* BEGIN Source data *

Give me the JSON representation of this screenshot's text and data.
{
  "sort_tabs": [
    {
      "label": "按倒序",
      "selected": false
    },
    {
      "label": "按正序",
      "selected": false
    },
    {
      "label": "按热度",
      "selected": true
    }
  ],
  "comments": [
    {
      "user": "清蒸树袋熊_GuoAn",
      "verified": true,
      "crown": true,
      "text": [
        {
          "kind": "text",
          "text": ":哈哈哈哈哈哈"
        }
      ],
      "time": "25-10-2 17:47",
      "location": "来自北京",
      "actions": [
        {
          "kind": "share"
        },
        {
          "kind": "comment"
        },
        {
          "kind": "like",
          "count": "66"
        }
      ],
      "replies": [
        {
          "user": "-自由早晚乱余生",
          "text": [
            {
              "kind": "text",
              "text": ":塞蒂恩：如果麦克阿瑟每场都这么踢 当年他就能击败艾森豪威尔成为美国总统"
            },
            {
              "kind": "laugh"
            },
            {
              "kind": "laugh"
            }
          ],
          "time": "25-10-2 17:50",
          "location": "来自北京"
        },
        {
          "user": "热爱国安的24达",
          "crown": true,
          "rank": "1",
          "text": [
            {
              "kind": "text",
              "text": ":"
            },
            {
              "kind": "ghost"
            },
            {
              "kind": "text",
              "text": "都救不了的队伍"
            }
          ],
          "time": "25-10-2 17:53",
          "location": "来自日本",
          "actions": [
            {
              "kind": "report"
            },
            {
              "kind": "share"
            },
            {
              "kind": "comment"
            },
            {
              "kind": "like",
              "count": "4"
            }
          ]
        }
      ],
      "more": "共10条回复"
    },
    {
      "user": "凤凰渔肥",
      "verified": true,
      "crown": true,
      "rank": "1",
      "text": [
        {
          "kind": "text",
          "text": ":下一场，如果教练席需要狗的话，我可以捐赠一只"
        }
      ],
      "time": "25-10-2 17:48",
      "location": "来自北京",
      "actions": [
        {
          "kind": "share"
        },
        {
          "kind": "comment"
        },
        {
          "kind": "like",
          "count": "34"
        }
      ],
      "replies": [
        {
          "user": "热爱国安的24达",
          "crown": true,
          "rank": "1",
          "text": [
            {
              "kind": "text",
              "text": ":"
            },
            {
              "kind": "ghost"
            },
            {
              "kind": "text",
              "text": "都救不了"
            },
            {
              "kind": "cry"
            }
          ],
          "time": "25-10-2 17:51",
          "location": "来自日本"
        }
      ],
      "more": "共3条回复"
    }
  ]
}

* END Source data *

■ Aim: All of the entries above must be quoted exactly.

■ Exercise response:
Give me the JSON representation of this screenshot's text and data.
{
  "sort_tabs": [
    {
      "label": "按倒序",
      "selected": false
    },
    {
      "label": "按正序",
      "selected": false
    },
    {
      "label": "按热度",
      "selected": true
    }
  ],
  "comments": [
    {
      "user": "清蒸树袋熊_GuoAn",
      "verified": true,
      "crown": true,
      "text": [
        {
          "kind": "text",
          "text": ":哈哈哈哈哈哈"
        }
      ],
      "time": "25-10-2 17:47",
      "location": "来自北京",
      "actions": [
        {
          "kind": "share"
        },
        {
          "kind": "comment"
        },
        {
          "kind": "like",
          "count": "66"
        }
      ],
      "replies": [
        {
          "user": "-自由早晚乱余生",
          "text": [
            {
              "kind": "text",
              "text": ":塞蒂恩：如果麦克阿瑟每场都这么踢 当年他就能击败艾森豪威尔成为美国总统"
            },
            {
              "kind": "laugh"
            },
            {
              "kind": "laugh"
            }
          ],
          "time": "25-10-2 17:50",
          "location": "来自北京"
        },
        {
          "user": "热爱国安的24达",
          "crown": true,
          "rank": "1",
          "text": [
            {
              "kind": "text",
              "text": ":"
            },
            {
              "kind": "ghost"
            },
            {
              "kind": "text",
              "text": "都救不了的队伍"
            }
          ],
          "time": "25-10-2 17:53",
          "location": "来自日本",
          "actions": [
            {
              "kind": "report"
            },
            {
              "kind": "share"
            },
            {
              "kind": "comment"
            },
            {
              "kind": "like",
              "count": "4"
            }
          ]
        }
      ],
      "more": "共10条回复"
    },
    {
      "user": "凤凰渔肥",
      "verified": true,
      "crown": true,
      "rank": "1",
      "text": [
        {
          "kind": "text",
          "text": ":下一场，如果教练席需要狗的话，我可以捐赠一只"
        }
      ],
      "time": "25-10-2 17:48",
      "location": "来自北京",
      "actions": [
        {
          "kind": "share"
        },
        {
          "kind": "comment"
        },
        {
          "kind": "like",
          "count": "34"
        }
      ],
      "replies": [
        {
          "user": "热爱国安的24达",
          "crown": true,
          "rank": "1",
          "text": [
            {
              "kind": "text",
              "text": ":"
            },
            {
              "kind": "ghost"
            },
            {
              "kind": "text",
              "text": "都救不了"
            },
            {
              "kind": "cry"
            }
          ],
          "time": "25-10-2 17:51",
          "location": "来自日本"
        }
      ],
      "more": "共3条回复"
    }
  ]
}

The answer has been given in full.